(Dataset records)
######
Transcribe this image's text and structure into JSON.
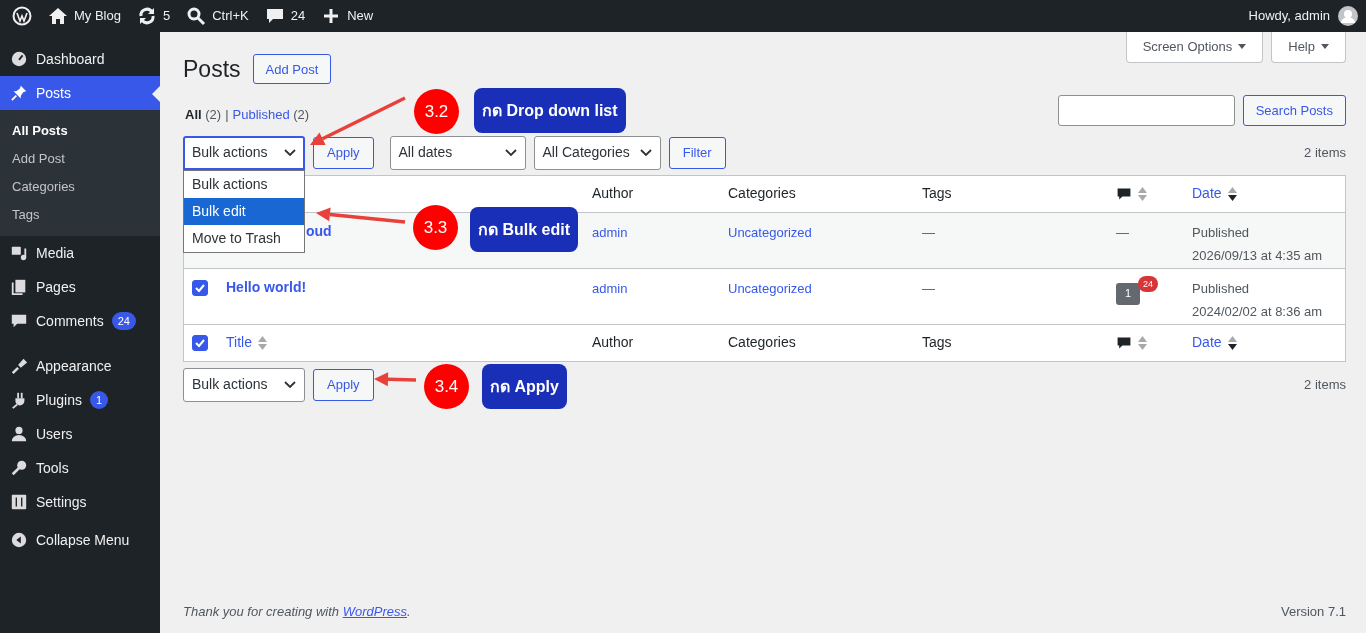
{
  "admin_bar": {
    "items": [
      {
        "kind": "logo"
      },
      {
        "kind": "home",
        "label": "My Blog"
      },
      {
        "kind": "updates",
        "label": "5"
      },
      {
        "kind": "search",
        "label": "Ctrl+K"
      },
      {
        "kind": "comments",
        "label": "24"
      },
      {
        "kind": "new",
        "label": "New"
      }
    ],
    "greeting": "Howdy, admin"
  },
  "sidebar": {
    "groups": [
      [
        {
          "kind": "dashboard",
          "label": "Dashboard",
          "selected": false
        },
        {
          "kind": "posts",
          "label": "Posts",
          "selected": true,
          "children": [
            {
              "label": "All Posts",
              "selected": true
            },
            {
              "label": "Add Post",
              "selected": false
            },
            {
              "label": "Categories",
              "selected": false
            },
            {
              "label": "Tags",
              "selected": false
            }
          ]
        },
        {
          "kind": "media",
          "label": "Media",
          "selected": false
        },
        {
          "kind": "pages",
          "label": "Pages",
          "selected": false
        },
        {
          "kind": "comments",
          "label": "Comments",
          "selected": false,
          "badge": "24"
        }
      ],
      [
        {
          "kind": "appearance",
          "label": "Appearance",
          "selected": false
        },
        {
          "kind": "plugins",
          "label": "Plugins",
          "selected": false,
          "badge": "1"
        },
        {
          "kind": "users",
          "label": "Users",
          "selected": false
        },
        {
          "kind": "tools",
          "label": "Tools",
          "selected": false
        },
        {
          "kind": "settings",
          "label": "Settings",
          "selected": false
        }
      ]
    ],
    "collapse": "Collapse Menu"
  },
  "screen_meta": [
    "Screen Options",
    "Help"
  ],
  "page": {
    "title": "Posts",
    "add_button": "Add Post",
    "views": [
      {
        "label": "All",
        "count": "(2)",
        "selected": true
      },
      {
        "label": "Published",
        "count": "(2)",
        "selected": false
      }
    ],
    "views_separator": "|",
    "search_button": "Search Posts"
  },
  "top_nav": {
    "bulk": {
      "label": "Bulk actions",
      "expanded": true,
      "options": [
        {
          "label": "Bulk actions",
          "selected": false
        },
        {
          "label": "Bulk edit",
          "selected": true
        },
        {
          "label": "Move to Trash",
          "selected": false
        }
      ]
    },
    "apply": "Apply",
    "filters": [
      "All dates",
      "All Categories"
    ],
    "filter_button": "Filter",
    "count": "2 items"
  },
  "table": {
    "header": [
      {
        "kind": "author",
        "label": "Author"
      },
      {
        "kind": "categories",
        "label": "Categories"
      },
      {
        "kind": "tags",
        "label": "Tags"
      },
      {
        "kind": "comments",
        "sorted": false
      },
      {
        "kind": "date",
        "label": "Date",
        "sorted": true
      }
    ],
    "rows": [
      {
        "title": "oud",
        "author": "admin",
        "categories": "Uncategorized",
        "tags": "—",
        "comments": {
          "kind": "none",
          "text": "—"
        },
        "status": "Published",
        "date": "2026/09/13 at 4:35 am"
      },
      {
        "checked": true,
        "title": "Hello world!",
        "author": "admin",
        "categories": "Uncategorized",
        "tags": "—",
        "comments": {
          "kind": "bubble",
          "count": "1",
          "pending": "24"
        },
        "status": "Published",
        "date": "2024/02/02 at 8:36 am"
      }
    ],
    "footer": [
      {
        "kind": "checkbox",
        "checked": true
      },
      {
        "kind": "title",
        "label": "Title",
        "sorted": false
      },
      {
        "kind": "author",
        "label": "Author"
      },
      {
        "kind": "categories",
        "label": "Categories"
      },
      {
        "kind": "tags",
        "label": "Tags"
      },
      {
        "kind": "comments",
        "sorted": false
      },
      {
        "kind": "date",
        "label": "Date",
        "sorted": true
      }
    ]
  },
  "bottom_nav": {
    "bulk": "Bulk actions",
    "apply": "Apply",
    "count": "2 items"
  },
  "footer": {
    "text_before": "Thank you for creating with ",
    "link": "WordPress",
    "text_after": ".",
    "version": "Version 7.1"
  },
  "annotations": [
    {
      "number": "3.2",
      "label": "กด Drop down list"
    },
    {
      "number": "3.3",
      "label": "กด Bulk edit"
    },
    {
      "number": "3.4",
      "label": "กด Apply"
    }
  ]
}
######
Write the entries above out in full, exactly, with no images.

Transcribe this image's text and structure into JSON.
{
  "admin_bar": {
    "items": [
      {
        "kind": "logo"
      },
      {
        "kind": "home",
        "label": "My Blog"
      },
      {
        "kind": "updates",
        "label": "5"
      },
      {
        "kind": "search",
        "label": "Ctrl+K"
      },
      {
        "kind": "comments",
        "label": "24"
      },
      {
        "kind": "new",
        "label": "New"
      }
    ],
    "greeting": "Howdy, admin"
  },
  "sidebar": {
    "groups": [
      [
        {
          "kind": "dashboard",
          "label": "Dashboard",
          "selected": false
        },
        {
          "kind": "posts",
          "label": "Posts",
          "selected": true,
          "children": [
            {
              "label": "All Posts",
              "selected": true
            },
            {
              "label": "Add Post",
              "selected": false
            },
            {
              "label": "Categories",
              "selected": false
            },
            {
              "label": "Tags",
              "selected": false
            }
          ]
        },
        {
          "kind": "media",
          "label": "Media",
          "selected": false
        },
        {
          "kind": "pages",
          "label": "Pages",
          "selected": false
        },
        {
          "kind": "comments",
          "label": "Comments",
          "selected": false,
          "badge": "24"
        }
      ],
      [
        {
          "kind": "appearance",
          "label": "Appearance",
          "selected": false
        },
        {
          "kind": "plugins",
          "label": "Plugins",
          "selected": false,
          "badge": "1"
        },
        {
          "kind": "users",
          "label": "Users",
          "selected": false
        },
        {
          "kind": "tools",
          "label": "Tools",
          "selected": false
        },
        {
          "kind": "settings",
          "label": "Settings",
          "selected": false
        }
      ]
    ],
    "collapse": "Collapse Menu"
  },
  "screen_meta": [
    "Screen Options",
    "Help"
  ],
  "page": {
    "title": "Posts",
    "add_button": "Add Post",
    "views": [
      {
        "label": "All",
        "count": "(2)",
        "selected": true
      },
      {
        "label": "Published",
        "count": "(2)",
        "selected": false
      }
    ],
    "views_separator": "|",
    "search_button": "Search Posts"
  },
  "top_nav": {
    "bulk": {
      "label": "Bulk actions",
      "expanded": true,
      "options": [
        {
          "label": "Bulk actions",
          "selected": false
        },
        {
          "label": "Bulk edit",
          "selected": true
        },
        {
          "label": "Move to Trash",
          "selected": false
        }
      ]
    },
    "apply": "Apply",
    "filters": [
      "All dates",
      "All Categories"
    ],
    "filter_button": "Filter",
    "count": "2 items"
  },
  "table": {
    "header": [
      {
        "kind": "author",
        "label": "Author"
      },
      {
        "kind": "categories",
        "label": "Categories"
      },
      {
        "kind": "tags",
        "label": "Tags"
      },
      {
        "kind": "comments",
        "sorted": false
      },
      {
        "kind": "date",
        "label": "Date",
        "sorted": true
      }
    ],
    "rows": [
      {
        "title": "oud",
        "author": "admin",
        "categories": "Uncategorized",
        "tags": "—",
        "comments": {
          "kind": "none",
          "text": "—"
        },
        "status": "Published",
        "date": "2026/09/13 at 4:35 am"
      },
      {
        "checked": true,
        "title": "Hello world!",
        "author": "admin",
        "categories": "Uncategorized",
        "tags": "—",
        "comments": {
          "kind": "bubble",
          "count": "1",
          "pending": "24"
        },
        "status": "Published",
        "date": "2024/02/02 at 8:36 am"
      }
    ],
    "footer": [
      {
        "kind": "checkbox",
        "checked": true
      },
      {
        "kind": "title",
        "label": "Title",
        "sorted": false
      },
      {
        "kind": "author",
        "label": "Author"
      },
      {
        "kind": "categories",
        "label": "Categories"
      },
      {
        "kind": "tags",
        "label": "Tags"
      },
      {
        "kind": "comments",
        "sorted": false
      },
      {
        "kind": "date",
        "label": "Date",
        "sorted": true
      }
    ]
  },
  "bottom_nav": {
    "bulk": "Bulk actions",
    "apply": "Apply",
    "count": "2 items"
  },
  "footer": {
    "text_before": "Thank you for creating with ",
    "link": "WordPress",
    "text_after": ".",
    "version": "Version 7.1"
  },
  "annotations": [
    {
      "number": "3.2",
      "label": "กด Drop down list"
    },
    {
      "number": "3.3",
      "label": "กด Bulk edit"
    },
    {
      "number": "3.4",
      "label": "กด Apply"
    }
  ]
}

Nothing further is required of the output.